[Begin DATA IN THIS EXERCISE]

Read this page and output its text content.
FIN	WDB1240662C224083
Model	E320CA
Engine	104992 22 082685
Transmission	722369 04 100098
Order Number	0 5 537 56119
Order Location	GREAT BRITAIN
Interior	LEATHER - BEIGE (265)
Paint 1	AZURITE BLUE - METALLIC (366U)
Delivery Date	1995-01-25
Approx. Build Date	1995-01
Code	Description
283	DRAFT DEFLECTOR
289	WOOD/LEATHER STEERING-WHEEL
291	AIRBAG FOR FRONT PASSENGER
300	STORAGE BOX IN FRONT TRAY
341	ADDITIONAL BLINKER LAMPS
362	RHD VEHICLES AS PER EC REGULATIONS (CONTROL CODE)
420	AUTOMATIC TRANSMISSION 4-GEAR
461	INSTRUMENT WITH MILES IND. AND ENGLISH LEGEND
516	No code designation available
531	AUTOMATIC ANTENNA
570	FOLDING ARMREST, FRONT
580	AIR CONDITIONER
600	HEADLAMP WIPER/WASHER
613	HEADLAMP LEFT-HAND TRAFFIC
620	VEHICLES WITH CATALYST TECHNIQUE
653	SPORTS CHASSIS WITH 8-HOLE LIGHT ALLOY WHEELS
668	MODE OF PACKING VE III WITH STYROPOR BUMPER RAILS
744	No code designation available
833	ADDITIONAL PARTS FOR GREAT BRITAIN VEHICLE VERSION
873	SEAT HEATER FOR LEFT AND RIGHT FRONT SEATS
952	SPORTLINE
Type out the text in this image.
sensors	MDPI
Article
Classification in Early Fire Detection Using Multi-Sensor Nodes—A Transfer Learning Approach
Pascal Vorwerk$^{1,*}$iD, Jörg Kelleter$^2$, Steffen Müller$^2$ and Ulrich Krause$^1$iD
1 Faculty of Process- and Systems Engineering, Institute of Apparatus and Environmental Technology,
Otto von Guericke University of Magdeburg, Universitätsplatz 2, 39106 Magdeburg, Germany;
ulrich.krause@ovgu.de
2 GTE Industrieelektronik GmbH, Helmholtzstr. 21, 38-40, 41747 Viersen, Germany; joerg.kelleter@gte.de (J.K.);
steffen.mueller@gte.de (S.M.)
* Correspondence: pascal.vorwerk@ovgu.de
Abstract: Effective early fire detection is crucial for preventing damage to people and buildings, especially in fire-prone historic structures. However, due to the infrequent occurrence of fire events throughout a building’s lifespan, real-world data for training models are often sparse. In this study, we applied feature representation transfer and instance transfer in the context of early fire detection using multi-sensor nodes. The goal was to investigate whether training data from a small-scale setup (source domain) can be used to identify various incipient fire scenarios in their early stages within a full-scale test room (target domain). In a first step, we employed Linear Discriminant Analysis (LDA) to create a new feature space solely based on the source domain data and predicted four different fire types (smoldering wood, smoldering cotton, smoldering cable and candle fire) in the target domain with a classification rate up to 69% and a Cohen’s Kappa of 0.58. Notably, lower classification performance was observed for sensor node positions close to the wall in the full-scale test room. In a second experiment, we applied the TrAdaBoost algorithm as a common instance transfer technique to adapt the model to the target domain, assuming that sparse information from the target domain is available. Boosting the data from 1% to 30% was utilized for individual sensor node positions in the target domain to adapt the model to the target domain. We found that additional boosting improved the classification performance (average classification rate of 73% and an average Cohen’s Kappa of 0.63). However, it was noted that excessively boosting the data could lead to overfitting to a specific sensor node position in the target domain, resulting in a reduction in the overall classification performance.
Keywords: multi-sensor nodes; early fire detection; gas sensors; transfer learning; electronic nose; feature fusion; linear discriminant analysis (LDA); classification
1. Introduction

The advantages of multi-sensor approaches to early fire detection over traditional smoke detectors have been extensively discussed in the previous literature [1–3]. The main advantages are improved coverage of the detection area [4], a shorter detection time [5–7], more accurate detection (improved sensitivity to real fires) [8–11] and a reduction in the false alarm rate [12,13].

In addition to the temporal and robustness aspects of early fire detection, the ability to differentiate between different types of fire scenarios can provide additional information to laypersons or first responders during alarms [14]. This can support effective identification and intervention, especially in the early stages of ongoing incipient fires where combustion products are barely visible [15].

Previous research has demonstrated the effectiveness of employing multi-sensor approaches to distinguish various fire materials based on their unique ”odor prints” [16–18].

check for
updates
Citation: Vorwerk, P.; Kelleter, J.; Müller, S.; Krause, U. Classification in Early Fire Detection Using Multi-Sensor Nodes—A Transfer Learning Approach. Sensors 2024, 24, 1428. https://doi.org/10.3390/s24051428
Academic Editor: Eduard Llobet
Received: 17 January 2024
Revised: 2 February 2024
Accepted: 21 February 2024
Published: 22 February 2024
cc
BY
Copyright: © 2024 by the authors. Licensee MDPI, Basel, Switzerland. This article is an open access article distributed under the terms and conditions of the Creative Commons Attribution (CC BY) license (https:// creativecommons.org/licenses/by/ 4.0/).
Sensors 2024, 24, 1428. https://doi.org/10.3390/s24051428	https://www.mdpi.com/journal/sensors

[End DATA IN THIS EXERCISE]

> WORK REQUIRED
Go through the records and show every line with the string "ovgu" in it.

> SOLUTION FOR THIS PROBLEM
ulrich.krause@ovgu.de
* Correspondence: pascal.vorwerk@ovgu.de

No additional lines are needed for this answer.